Brief>
Copy each line of the entries beneath that contains the word "Снимок".

Records provided>
^^^^^^^^
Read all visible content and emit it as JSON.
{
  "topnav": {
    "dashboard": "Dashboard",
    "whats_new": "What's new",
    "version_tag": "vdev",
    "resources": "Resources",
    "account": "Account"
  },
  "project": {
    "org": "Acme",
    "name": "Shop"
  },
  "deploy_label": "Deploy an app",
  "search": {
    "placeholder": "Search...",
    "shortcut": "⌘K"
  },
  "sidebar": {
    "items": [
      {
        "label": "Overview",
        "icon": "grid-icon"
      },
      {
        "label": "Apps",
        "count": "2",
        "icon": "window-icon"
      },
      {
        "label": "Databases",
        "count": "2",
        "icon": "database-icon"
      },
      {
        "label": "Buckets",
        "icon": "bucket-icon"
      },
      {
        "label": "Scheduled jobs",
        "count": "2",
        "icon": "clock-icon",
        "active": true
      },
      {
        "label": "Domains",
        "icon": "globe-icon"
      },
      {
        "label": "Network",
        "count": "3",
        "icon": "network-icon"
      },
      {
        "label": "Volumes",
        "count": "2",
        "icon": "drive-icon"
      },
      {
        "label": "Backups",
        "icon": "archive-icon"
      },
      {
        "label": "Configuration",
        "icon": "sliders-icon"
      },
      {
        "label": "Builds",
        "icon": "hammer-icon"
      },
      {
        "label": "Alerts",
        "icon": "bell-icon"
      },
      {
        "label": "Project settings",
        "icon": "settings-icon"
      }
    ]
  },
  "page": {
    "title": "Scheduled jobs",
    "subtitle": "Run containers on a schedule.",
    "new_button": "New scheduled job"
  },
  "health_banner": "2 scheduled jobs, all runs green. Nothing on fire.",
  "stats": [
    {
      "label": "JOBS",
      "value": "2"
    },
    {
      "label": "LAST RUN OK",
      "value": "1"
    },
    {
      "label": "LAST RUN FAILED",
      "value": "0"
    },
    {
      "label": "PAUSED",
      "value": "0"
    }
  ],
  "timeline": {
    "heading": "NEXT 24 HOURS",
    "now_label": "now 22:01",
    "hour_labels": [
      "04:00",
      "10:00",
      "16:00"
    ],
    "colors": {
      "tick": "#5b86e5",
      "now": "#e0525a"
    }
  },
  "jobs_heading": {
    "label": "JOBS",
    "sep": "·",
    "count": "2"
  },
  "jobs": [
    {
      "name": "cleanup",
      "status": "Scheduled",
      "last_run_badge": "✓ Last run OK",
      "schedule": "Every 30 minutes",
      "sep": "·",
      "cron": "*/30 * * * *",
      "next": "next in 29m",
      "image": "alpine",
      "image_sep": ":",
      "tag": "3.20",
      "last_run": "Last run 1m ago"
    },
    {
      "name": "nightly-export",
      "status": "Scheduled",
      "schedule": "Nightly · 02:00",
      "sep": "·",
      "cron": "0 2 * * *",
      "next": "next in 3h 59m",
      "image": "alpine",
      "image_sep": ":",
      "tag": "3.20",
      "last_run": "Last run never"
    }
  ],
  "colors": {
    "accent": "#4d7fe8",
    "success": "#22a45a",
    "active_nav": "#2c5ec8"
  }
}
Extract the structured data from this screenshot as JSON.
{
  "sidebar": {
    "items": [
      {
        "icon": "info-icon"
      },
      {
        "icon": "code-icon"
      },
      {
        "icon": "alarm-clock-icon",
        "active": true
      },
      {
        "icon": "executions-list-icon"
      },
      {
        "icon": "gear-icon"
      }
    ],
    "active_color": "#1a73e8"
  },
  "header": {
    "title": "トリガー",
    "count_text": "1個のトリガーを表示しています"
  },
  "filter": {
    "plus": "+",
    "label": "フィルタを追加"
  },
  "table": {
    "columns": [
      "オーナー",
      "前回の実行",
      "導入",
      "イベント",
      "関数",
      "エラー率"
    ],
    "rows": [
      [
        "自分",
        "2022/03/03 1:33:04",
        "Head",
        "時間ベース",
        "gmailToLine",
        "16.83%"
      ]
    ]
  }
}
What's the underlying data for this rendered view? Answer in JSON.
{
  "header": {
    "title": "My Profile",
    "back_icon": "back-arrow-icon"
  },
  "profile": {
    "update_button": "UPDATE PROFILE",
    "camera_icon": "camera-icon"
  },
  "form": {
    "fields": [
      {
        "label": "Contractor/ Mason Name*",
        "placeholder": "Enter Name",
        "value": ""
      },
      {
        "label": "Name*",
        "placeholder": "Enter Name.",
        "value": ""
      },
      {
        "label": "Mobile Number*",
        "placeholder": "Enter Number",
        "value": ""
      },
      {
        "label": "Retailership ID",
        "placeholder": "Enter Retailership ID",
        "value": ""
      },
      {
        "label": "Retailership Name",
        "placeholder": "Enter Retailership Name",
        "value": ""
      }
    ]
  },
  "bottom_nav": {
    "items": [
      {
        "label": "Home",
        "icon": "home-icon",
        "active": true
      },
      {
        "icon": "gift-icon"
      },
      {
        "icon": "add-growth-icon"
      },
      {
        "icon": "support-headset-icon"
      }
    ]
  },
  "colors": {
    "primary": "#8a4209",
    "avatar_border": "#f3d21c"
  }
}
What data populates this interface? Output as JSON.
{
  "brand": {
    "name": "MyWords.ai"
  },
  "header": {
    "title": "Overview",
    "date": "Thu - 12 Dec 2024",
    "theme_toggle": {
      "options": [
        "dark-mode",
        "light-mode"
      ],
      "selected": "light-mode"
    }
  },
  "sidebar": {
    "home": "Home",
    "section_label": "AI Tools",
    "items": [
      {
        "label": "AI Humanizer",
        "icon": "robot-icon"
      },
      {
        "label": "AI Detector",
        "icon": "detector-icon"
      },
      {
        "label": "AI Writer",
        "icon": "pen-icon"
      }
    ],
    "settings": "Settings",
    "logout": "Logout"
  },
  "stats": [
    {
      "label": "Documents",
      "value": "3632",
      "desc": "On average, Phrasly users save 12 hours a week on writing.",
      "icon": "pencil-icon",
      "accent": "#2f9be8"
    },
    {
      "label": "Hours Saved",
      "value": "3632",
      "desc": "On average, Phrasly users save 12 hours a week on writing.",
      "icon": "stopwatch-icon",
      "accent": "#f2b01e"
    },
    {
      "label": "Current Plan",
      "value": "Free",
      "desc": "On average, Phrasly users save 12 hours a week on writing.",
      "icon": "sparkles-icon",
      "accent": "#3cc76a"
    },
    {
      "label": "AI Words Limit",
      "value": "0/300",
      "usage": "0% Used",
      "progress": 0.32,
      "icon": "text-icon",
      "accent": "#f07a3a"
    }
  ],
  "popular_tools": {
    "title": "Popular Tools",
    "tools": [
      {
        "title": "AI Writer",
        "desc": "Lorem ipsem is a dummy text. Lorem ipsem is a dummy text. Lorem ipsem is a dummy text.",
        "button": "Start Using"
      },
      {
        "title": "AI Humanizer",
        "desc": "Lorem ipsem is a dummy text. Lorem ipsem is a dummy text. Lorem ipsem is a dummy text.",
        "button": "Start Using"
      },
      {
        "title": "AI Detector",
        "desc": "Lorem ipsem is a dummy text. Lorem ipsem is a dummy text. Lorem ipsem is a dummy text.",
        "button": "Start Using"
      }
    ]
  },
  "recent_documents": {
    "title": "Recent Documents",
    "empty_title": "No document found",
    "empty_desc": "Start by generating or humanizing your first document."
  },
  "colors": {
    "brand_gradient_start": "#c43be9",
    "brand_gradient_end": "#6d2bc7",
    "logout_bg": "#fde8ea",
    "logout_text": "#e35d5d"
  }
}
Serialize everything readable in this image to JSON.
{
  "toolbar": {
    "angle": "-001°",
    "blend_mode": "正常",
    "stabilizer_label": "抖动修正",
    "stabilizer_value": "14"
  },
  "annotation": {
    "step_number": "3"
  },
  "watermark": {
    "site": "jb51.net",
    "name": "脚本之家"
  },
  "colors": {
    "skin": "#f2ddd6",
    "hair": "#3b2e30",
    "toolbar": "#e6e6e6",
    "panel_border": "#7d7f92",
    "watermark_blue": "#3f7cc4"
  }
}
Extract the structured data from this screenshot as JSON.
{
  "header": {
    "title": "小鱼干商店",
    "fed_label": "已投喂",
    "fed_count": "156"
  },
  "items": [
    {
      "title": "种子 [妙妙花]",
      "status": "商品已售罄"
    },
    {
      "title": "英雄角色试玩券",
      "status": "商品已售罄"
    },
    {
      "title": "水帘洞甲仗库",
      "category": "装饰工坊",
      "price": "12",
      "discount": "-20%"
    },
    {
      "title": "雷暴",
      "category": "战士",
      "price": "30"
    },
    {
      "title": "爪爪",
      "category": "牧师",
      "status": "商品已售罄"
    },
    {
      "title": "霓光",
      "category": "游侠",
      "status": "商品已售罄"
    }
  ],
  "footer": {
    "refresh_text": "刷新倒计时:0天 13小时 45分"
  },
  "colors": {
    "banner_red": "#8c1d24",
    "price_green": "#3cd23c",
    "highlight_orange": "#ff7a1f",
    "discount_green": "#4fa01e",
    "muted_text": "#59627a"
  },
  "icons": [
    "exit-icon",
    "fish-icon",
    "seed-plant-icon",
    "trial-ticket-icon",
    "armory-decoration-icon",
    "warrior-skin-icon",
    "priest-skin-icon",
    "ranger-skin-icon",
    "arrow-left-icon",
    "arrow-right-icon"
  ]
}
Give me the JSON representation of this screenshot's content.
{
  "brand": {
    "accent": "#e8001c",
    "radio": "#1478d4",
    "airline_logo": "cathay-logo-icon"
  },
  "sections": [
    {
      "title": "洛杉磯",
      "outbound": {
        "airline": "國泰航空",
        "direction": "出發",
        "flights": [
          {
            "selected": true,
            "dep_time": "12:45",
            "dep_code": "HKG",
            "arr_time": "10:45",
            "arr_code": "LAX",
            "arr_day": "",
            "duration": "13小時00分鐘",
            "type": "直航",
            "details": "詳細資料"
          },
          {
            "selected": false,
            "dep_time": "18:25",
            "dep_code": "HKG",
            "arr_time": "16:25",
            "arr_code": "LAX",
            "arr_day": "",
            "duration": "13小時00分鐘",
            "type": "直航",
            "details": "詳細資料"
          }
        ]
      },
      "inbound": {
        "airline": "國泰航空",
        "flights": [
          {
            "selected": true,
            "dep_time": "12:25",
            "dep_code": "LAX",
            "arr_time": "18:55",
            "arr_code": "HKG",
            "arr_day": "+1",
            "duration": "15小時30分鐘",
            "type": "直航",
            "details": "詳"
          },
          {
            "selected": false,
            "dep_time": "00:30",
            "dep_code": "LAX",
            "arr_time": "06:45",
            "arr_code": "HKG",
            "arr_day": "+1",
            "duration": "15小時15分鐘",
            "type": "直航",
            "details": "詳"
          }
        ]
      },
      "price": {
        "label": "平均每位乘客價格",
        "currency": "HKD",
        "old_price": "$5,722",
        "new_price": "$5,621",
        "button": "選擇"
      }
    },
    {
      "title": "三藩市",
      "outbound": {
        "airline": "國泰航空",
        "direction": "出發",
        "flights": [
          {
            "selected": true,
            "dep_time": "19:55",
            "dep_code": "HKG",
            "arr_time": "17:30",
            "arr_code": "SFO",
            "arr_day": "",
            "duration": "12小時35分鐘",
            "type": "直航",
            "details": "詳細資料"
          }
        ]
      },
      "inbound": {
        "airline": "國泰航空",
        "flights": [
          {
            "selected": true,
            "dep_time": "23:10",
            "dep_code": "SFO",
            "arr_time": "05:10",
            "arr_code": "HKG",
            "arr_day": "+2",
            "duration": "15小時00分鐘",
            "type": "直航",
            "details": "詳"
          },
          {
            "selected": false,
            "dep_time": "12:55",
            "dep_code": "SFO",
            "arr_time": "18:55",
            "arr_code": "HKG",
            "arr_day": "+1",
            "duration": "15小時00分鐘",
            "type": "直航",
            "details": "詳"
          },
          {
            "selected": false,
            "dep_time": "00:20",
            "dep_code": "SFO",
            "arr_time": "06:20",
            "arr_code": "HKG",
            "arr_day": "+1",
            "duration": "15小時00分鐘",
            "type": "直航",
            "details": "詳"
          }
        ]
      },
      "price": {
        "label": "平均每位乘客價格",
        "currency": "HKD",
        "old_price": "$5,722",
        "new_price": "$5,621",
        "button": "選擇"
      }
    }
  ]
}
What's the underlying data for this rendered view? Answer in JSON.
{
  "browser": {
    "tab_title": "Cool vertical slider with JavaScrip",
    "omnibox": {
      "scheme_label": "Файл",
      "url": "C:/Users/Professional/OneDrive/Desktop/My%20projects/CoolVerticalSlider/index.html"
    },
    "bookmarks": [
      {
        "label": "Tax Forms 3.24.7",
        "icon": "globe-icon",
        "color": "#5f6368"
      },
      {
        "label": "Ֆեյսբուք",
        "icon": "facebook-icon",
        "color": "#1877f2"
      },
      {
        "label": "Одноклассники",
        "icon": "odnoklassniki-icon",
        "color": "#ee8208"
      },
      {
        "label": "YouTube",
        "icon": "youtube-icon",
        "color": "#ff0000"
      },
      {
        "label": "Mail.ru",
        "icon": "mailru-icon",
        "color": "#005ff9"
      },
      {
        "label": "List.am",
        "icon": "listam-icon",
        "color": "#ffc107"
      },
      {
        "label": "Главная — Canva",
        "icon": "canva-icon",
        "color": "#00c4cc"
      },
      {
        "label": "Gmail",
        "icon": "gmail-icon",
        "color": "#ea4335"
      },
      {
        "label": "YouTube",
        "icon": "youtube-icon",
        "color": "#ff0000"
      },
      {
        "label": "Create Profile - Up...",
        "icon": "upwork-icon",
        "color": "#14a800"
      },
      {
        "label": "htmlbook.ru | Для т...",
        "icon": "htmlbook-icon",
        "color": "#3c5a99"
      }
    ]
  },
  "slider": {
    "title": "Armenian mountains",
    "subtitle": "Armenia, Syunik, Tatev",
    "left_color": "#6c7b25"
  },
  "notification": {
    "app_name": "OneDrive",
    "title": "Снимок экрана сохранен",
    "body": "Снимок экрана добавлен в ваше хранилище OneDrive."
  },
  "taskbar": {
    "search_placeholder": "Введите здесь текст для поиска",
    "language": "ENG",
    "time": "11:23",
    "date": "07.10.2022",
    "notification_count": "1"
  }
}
^^^^^^^^
Exercise response>
    "title": "Снимок экрана сохранен",
    "body": "Снимок экрана добавлен в ваше хранилище OneDrive."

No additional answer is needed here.